(Saved entries)
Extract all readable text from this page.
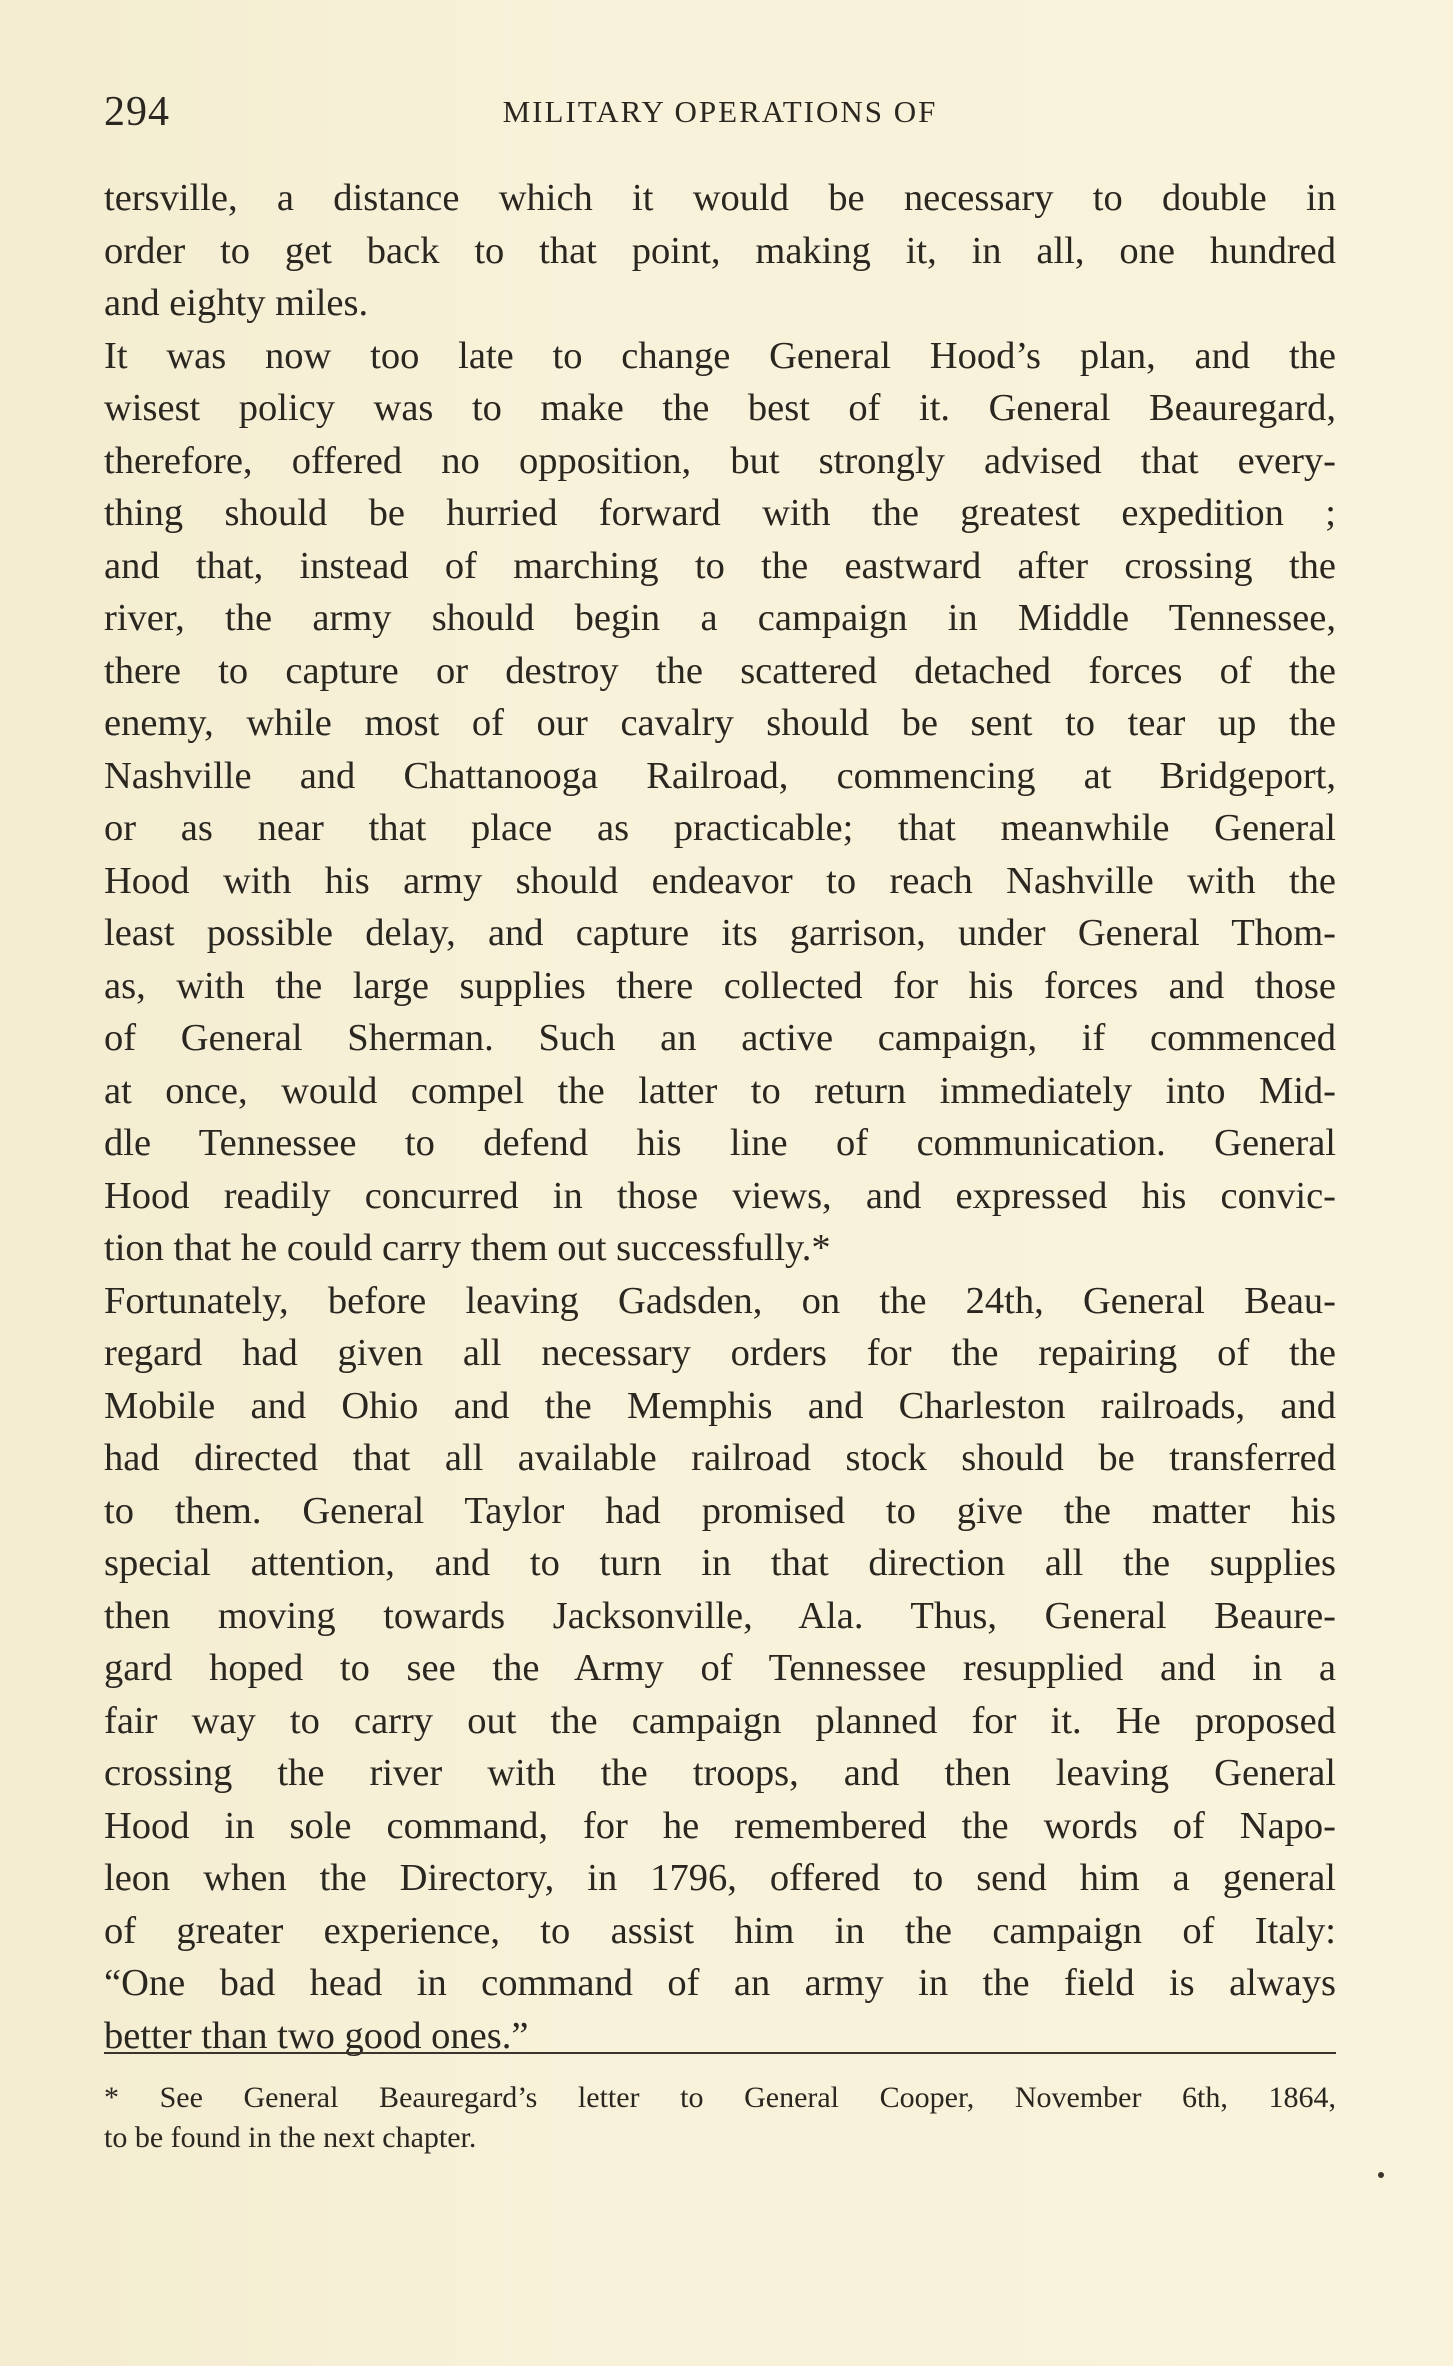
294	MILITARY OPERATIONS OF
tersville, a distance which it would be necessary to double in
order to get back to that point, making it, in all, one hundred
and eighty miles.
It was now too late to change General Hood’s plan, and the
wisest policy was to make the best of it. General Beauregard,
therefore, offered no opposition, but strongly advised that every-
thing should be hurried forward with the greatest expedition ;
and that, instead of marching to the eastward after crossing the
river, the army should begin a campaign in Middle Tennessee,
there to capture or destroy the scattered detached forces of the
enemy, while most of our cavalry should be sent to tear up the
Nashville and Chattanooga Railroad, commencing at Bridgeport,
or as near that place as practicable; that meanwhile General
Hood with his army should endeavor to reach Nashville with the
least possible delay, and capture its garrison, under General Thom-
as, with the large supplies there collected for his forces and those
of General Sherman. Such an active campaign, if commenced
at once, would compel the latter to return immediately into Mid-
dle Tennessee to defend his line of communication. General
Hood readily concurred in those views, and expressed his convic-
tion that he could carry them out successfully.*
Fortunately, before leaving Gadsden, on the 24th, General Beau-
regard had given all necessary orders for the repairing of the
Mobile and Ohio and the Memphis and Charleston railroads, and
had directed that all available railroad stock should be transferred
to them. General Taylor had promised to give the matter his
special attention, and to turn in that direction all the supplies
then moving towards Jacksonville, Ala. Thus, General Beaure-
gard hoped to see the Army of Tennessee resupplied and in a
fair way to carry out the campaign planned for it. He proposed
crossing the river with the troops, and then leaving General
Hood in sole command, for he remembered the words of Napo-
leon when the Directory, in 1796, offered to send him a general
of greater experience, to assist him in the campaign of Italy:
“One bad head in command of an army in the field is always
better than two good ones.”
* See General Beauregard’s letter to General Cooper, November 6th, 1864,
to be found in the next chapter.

==

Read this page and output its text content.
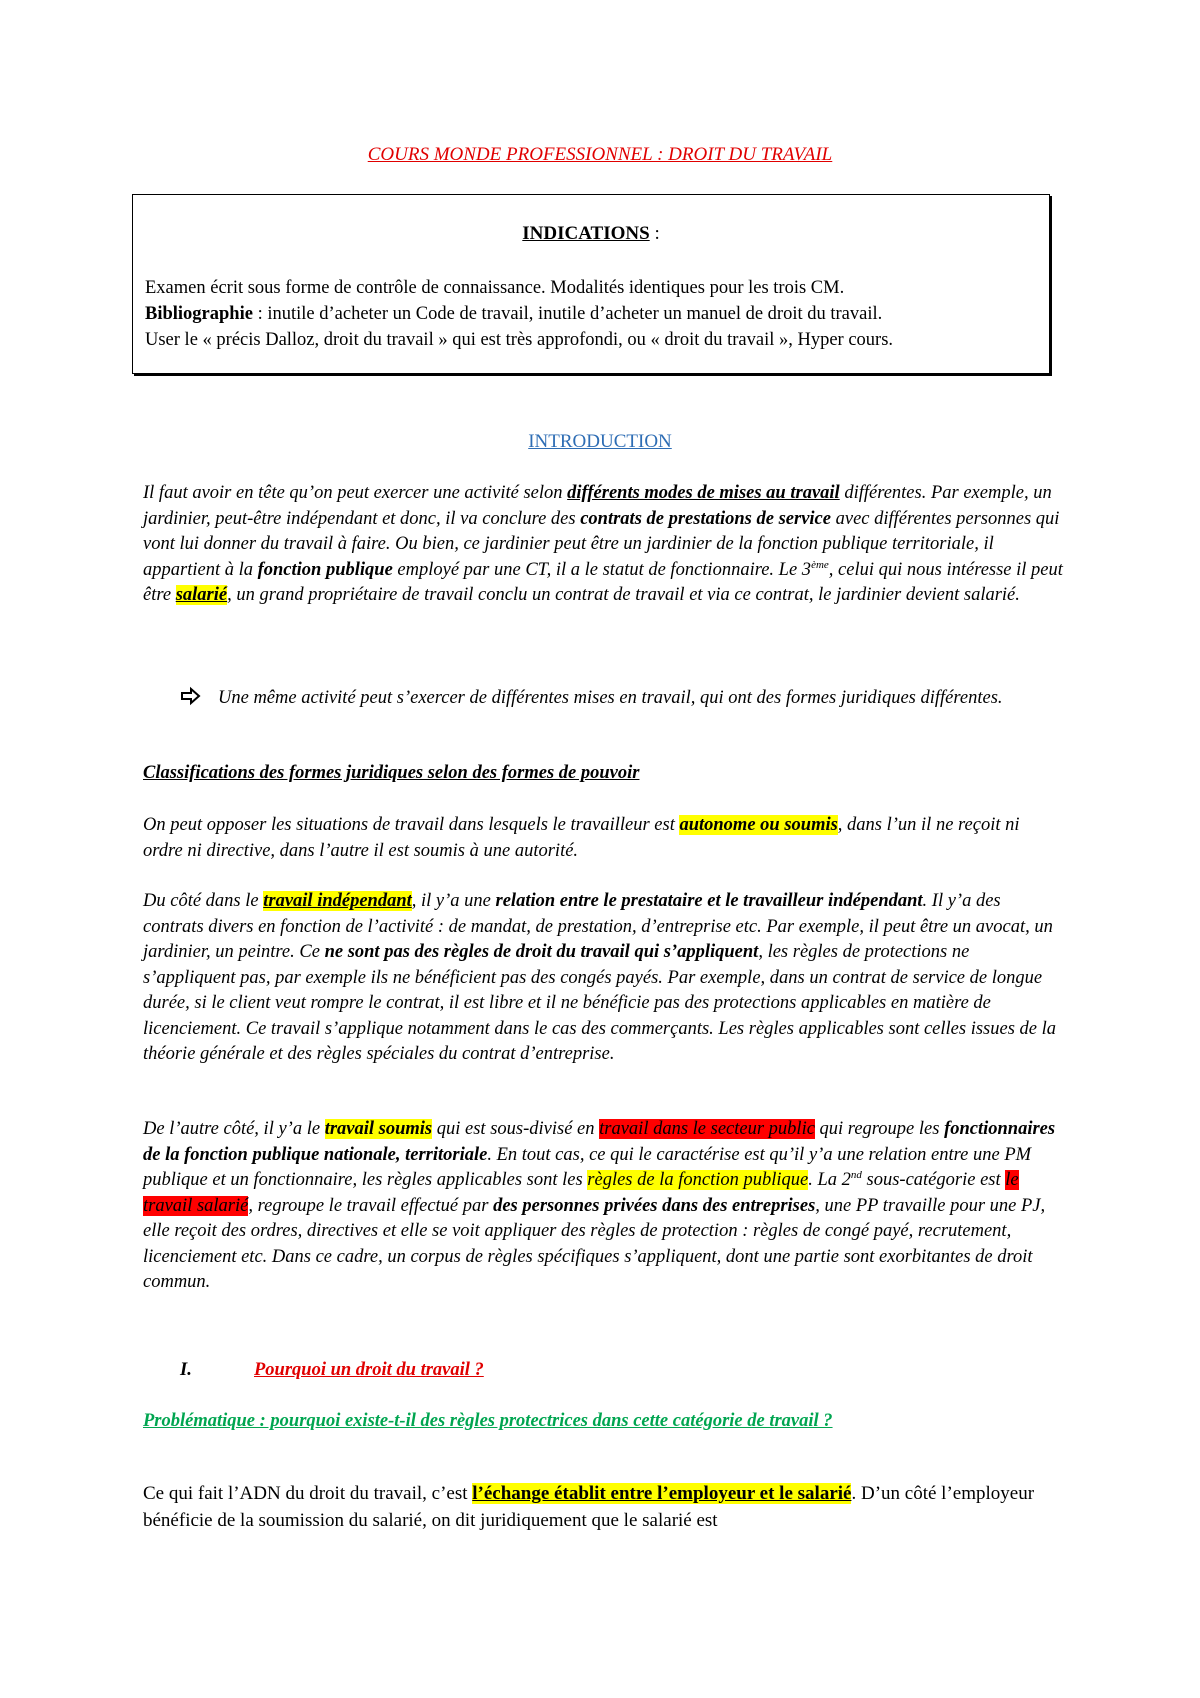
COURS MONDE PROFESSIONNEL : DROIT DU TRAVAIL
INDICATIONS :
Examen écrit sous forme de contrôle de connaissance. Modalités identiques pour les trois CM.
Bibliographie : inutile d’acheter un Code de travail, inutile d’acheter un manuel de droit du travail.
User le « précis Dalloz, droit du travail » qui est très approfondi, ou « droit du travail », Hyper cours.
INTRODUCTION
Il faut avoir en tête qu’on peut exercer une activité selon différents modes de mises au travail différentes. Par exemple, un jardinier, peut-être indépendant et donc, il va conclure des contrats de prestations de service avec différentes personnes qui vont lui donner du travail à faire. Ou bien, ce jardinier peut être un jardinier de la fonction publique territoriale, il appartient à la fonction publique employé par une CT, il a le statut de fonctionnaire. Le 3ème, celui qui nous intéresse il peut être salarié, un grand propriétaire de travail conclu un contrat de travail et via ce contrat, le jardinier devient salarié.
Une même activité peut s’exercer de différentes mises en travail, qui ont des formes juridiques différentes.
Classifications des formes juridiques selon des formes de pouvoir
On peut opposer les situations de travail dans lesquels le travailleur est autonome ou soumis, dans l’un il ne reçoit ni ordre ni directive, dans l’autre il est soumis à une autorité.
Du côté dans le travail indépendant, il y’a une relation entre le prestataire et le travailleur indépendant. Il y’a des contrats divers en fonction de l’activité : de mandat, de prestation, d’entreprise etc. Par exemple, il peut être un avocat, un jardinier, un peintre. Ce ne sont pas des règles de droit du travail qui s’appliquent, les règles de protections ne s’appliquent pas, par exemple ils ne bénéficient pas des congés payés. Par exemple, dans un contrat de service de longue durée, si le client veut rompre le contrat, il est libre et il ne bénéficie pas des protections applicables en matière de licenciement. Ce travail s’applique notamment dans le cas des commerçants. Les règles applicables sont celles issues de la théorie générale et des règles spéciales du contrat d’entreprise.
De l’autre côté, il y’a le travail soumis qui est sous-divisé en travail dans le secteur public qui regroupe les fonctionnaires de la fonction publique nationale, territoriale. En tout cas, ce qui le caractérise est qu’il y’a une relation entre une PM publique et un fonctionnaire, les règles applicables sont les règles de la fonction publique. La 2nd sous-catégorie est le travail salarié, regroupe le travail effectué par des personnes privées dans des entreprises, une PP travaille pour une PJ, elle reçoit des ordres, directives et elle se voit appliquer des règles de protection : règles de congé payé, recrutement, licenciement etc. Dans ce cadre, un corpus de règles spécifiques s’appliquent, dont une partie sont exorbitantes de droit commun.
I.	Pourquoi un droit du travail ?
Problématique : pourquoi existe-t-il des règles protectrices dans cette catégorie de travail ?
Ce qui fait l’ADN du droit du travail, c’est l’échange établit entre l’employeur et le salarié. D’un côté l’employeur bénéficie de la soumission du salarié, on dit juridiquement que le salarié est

> _WHAT YOU HAVE TO DO_:
List the lines of the material in which the word "Tennessee" occurs.

> _TASK SOLUTION_:
river, the army should begin a campaign in Middle Tennessee,
dle Tennessee to defend his line of communication. General
gard hoped to see the Army of Tennessee resupplied and in a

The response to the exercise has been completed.